(Excerpt)
☆ ☆ ☆

Perla – A Bonus Chapter

Perla (1929)

A CHASING PORTRAITS reader recently emailed me to ask what had happened to Perla, my great-grandmother, after she brought the bundle of Rynecki paintings from Poland to her son (my Grandpa George) in Italy. Could I, she asked, please tell the rest of Perla’s story?

This simple request struck a chord with me. I’ve always felt bad that Perla disappears from the book after she delivers the surviving bundle of art to Dad and his parents in Italy. She last appears on page 96 of CHASING PORTRAITS where it is April 1947 and Perla prepared a list of Moshe’s work for the Polish Ministry of Culture and Art. I wrote, “With permission to take the art out of Poland, Perla planned a trip to Rome.”

Grandma Stella, Alex (Dad), and Perla

Perla did go to Rome. There’s a black and white photograph of Perla, Dad, and my grandmother (page 92) when she was in Italy. After her visit to Italy, she returned to Poland. I can only guess as to why she didn’t stay in Italy — she didn’t speak the language, she couldn’t find work, she missed the familiarity of Poland. The last one is a little more complex than it sounds. Clearly Perla missed Poland, but in a way she missed a Poland that for the most part had vanished. In the post-war years, Poland, and especially Warsaw, was suffering as it tried to rebuild not just physical buildings and bridges, but to reconstruct the whole fabric of a country- economic, political, and social- almost from scratch. She couldn’t really live in Warsaw itself because the city was in ruins, so for a period of time she lived in Lodz, but things there were also difficult. She relied upon CARE packages and money sent from my grandmother’s Chicago family in order to survive.

This story is very interesting to me, and in an earlier draft of the book, I wrote a chapter about Perla’s life after the war. From a narrative perspective, unfortunately, following Perla’s trajectory meant derailing the main storyline of the book, so in the interest of narrative focus I deleted it. And quite honestly, finding a good way to tell Perla’s post-war story, when I really only knew pieces of it, was a struggle. But I do know the broad outlines of Perla’s story, and given reader curiosity, now seems like a good time to share what I know.

☆ ☆ ☆

(Tasks)
[a] Transcribe the part of the bonus chapter on Perla that opens with the words "A CHASING PORTRAITS" and closes with "of Perla’s story?".
[b] In the bonus chapter on Perla, why did the author delete the chapter about Perla's life after the war from the book?
[c] According to the bonus chapter on Perla, what did Perla depend on to survive after she returned to Poland?
The records that follow were taken from a separate source.

Document layout detection data:
☆ ☆ ☆

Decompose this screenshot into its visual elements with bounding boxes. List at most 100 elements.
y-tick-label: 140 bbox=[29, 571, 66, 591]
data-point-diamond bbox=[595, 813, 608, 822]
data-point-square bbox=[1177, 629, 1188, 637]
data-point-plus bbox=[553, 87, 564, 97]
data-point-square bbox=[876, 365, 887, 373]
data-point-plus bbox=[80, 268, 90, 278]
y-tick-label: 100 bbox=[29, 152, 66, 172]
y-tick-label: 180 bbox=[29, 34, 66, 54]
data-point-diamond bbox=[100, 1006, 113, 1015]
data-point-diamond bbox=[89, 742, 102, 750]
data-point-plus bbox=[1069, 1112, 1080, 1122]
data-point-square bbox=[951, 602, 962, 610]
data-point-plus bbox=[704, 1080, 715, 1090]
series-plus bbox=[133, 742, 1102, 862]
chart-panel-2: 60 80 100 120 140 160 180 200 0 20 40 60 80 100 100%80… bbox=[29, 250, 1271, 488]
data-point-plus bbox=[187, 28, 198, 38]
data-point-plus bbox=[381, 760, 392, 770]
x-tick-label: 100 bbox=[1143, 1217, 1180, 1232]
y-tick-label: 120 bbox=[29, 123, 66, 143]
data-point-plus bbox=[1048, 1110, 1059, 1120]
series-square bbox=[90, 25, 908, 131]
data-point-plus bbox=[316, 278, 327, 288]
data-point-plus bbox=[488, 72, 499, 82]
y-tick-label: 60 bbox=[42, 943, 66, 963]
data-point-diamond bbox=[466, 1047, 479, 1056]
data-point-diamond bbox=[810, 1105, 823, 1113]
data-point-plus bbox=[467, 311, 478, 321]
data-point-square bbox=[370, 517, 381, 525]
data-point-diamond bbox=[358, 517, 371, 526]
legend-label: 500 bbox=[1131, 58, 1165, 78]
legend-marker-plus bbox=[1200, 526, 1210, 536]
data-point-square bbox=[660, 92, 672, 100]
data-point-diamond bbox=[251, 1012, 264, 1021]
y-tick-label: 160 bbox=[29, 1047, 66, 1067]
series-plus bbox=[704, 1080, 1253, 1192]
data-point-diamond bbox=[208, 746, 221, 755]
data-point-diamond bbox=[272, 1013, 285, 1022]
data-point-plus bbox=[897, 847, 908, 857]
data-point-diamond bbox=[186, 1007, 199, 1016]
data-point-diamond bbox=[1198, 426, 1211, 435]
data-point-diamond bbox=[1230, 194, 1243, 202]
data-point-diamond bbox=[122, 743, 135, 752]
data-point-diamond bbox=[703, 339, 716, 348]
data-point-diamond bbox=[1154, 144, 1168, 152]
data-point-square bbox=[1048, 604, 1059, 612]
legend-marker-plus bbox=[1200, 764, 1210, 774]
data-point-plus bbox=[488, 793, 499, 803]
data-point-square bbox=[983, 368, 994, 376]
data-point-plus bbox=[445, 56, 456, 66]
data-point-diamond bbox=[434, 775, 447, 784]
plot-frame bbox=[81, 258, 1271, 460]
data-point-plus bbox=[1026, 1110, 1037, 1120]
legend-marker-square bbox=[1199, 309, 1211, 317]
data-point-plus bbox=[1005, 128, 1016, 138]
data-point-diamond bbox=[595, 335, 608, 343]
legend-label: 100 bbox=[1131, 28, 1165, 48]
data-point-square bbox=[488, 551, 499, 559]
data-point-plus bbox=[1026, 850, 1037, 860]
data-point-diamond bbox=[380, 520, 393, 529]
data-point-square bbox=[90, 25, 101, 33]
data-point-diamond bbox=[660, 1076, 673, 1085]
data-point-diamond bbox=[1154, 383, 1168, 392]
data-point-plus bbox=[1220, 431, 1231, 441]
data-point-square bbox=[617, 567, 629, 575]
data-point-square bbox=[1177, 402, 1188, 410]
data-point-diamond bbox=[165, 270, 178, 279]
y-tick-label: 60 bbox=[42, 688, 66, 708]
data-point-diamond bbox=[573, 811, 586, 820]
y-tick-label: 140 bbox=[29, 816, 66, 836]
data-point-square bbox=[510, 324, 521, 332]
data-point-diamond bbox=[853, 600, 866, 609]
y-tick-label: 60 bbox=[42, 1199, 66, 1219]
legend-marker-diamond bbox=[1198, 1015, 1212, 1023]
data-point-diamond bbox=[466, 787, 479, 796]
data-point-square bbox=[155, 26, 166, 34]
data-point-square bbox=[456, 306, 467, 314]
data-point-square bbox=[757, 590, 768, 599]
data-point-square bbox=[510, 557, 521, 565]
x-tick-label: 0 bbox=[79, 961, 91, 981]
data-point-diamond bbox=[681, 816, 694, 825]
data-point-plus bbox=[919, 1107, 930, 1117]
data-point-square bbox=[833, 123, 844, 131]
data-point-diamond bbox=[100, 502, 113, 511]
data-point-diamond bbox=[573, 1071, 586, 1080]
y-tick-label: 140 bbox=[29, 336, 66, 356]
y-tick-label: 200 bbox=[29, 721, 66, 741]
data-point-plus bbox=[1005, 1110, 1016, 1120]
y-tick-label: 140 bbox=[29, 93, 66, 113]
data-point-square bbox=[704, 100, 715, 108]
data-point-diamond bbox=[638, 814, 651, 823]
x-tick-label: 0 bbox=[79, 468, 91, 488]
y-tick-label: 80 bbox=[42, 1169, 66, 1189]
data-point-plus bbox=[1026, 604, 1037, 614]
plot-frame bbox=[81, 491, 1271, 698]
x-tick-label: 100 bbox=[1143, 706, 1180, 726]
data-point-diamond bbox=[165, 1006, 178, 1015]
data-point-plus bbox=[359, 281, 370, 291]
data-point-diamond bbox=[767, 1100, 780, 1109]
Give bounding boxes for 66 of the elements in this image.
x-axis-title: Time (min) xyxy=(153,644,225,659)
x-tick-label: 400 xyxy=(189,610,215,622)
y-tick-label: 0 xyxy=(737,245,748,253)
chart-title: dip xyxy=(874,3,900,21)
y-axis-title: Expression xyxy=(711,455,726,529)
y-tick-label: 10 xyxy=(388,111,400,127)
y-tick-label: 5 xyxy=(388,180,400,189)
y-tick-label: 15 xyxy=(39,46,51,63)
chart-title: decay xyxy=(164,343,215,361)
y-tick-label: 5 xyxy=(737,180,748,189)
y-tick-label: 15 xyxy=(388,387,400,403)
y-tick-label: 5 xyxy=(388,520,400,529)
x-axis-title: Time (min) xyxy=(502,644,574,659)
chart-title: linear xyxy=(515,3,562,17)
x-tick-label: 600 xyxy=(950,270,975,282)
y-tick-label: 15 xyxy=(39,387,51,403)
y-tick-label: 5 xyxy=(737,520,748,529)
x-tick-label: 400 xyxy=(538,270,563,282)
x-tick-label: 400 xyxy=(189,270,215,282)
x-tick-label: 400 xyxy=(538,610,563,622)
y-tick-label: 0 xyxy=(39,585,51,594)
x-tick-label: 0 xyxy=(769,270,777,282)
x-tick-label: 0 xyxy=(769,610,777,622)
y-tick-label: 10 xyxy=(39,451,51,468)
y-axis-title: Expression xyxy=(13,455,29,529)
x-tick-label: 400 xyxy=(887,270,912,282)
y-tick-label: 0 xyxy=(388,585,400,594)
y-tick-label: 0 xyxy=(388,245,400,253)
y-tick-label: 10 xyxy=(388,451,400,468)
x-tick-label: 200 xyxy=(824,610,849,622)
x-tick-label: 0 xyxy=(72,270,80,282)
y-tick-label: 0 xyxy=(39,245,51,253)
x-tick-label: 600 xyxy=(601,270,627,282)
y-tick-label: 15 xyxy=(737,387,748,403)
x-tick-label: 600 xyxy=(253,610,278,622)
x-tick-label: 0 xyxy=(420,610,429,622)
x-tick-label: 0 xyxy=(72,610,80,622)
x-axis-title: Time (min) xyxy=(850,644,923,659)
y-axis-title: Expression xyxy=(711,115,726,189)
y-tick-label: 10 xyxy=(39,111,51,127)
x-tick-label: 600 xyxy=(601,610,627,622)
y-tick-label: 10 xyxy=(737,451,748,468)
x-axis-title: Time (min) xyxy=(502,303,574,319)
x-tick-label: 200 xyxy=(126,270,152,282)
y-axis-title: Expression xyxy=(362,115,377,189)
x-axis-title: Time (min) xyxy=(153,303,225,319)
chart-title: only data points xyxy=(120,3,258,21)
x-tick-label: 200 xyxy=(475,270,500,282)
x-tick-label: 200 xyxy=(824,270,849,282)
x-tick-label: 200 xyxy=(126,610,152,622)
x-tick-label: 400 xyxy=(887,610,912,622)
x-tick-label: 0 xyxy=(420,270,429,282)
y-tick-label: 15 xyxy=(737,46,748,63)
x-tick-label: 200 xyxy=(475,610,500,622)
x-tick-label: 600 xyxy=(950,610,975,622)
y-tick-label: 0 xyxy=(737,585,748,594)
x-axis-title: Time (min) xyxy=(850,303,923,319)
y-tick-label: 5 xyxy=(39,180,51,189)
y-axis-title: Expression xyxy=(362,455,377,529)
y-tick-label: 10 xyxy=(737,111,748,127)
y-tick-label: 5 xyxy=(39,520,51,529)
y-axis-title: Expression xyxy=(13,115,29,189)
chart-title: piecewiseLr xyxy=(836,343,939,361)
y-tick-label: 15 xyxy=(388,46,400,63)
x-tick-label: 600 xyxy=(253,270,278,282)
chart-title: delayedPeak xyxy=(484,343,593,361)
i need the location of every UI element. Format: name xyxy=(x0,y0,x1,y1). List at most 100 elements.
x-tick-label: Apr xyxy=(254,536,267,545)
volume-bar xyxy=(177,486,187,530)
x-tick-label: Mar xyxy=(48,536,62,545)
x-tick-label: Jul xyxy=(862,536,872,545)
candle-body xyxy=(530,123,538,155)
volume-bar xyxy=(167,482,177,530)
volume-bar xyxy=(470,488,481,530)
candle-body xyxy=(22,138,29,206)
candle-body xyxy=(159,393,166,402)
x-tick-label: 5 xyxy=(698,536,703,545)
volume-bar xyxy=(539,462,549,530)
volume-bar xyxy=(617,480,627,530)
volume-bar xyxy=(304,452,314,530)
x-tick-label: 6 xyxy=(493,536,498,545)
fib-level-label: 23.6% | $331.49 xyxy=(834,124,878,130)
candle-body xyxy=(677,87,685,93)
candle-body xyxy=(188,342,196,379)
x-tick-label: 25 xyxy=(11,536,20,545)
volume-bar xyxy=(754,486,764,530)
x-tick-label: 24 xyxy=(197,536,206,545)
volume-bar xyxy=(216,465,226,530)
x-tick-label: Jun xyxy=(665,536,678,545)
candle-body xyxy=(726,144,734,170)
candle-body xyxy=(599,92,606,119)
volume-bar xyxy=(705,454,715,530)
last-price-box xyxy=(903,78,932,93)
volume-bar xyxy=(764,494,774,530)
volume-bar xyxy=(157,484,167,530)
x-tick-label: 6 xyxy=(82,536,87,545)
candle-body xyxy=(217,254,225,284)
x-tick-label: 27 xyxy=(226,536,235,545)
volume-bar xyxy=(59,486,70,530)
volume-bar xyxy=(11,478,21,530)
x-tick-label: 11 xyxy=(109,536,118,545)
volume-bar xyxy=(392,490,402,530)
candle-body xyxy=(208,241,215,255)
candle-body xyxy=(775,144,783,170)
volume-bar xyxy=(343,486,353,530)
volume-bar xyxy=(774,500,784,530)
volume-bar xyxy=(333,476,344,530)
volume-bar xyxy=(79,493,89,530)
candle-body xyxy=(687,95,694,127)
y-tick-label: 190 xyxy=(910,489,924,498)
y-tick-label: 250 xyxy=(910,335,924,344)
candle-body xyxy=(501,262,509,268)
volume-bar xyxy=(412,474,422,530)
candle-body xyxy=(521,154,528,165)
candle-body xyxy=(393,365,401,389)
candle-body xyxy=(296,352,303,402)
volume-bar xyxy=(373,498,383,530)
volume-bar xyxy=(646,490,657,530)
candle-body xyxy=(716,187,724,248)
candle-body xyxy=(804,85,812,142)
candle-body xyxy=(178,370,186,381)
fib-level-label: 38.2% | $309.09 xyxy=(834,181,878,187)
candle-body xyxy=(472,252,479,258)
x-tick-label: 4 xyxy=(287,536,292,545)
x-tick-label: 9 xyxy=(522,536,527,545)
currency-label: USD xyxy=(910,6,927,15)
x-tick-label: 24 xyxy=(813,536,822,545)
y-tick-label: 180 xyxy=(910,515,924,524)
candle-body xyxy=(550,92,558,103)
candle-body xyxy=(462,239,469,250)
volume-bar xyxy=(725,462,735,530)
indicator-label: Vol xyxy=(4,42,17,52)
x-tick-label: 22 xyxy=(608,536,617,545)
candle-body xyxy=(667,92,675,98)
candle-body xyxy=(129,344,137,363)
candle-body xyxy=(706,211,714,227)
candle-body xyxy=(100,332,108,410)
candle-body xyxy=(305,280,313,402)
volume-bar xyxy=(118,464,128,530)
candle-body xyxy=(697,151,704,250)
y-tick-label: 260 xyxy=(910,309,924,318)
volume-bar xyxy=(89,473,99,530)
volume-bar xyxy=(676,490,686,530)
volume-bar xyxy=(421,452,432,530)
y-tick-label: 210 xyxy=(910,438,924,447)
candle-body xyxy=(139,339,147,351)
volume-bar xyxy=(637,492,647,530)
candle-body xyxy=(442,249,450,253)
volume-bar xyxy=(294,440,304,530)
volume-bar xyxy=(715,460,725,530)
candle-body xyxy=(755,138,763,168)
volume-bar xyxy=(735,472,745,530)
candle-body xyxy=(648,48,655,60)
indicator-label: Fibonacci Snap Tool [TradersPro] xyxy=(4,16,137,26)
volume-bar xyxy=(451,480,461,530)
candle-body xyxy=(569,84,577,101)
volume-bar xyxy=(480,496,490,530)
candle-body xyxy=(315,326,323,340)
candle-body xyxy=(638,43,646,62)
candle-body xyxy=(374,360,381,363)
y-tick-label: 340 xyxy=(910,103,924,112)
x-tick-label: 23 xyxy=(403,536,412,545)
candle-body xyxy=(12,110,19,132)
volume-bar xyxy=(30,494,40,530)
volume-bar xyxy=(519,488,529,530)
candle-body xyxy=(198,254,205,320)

☆ ☆ ☆

(Solved tasks)
[a]
A CHASING PORTRAITS reader recently emailed me to ask what had happened to Perla, my great-grandmother, after she brought the bundle of Rynecki paintings from Poland to her son (my Grandpa George) in Italy. Could I, she asked, please tell the rest of Perla’s story?

[b] Following Perla's path would have pulled the book away from its main storyline, so the author cut it to keep the narrative focused. Telling her post-war story was also hard because the author knew only pieces of it.

[c] She relied on CARE packages and money sent by the author's grandmother's family in Chicago.